Instruction: Copy each line of the data below with the word "title".

***

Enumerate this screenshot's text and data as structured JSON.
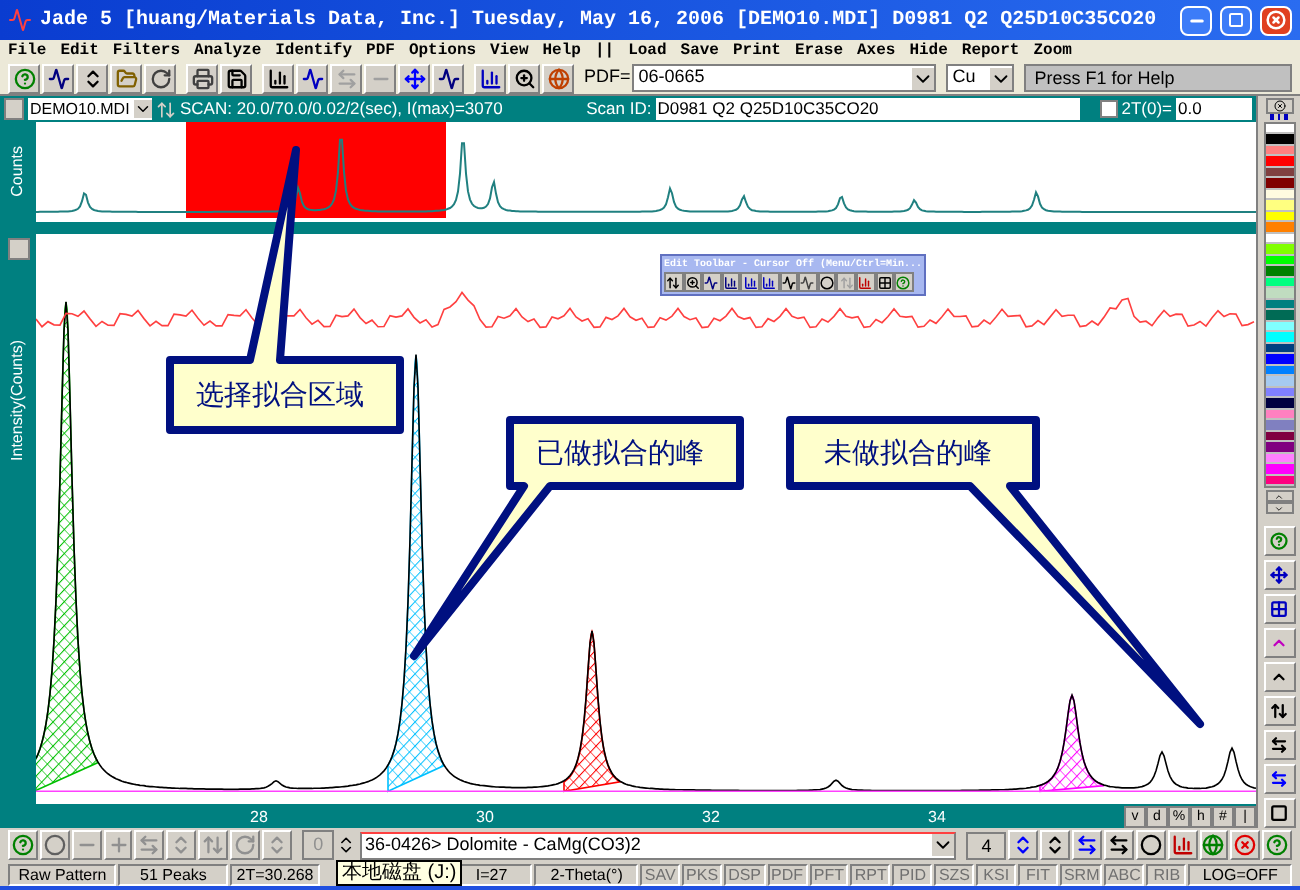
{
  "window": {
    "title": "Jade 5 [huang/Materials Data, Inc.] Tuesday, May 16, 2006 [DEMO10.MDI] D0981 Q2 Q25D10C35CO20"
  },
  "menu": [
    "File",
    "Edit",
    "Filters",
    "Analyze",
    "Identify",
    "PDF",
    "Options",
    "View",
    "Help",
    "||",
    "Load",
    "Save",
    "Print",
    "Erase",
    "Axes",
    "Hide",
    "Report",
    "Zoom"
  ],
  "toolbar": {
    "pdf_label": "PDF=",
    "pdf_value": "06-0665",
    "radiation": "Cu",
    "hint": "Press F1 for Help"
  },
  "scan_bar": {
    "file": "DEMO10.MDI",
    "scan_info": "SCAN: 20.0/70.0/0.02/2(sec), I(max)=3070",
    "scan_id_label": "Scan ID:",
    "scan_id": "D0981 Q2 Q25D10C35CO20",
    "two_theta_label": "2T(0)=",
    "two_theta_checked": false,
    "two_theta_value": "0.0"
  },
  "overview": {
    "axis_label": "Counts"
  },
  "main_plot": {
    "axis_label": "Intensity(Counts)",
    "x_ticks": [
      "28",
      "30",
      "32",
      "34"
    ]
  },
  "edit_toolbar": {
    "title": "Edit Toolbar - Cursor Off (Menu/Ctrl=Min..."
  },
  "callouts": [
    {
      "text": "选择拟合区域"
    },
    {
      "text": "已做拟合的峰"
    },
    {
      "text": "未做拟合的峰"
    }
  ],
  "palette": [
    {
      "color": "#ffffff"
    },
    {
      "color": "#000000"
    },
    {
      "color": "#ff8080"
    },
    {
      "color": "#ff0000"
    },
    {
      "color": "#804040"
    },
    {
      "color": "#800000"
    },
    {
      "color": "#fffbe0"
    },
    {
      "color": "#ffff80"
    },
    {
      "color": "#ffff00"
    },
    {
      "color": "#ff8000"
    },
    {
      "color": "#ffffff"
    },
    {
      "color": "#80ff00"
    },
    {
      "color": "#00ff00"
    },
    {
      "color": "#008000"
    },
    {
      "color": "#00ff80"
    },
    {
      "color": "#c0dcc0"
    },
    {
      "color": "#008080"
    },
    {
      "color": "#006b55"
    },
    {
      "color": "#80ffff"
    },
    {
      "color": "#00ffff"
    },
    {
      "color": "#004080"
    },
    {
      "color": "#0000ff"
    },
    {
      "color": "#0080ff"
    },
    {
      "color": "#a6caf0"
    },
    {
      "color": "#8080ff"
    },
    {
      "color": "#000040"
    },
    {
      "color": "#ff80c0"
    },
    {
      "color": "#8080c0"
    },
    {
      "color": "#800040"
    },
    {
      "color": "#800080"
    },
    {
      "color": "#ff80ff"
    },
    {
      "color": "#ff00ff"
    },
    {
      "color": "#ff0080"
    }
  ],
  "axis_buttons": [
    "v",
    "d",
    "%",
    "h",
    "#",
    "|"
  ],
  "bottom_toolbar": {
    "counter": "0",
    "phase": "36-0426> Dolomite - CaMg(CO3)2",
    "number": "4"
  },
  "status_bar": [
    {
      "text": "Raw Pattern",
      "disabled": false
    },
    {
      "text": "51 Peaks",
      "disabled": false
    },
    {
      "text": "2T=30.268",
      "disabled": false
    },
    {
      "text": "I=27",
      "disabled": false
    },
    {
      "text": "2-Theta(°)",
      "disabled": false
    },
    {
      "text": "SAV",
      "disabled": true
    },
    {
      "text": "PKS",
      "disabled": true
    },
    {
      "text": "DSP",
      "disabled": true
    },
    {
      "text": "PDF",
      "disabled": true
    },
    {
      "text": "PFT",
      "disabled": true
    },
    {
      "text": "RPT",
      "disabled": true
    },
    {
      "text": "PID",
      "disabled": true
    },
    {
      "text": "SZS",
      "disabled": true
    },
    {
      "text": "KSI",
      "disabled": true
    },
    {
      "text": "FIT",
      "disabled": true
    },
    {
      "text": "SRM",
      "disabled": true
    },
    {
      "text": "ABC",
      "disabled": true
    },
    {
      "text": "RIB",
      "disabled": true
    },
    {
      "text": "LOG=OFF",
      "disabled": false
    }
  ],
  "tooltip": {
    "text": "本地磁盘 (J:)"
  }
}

***

Problem solution:
    "title": "Jade 5 [huang/Materials Data, Inc.] Tuesday, May 16, 2006 [DEMO10.MDI] D0981 Q2 Q25D10C35CO20"
    "title": "Edit Toolbar - Cursor Off (Menu/Ctrl=Min..."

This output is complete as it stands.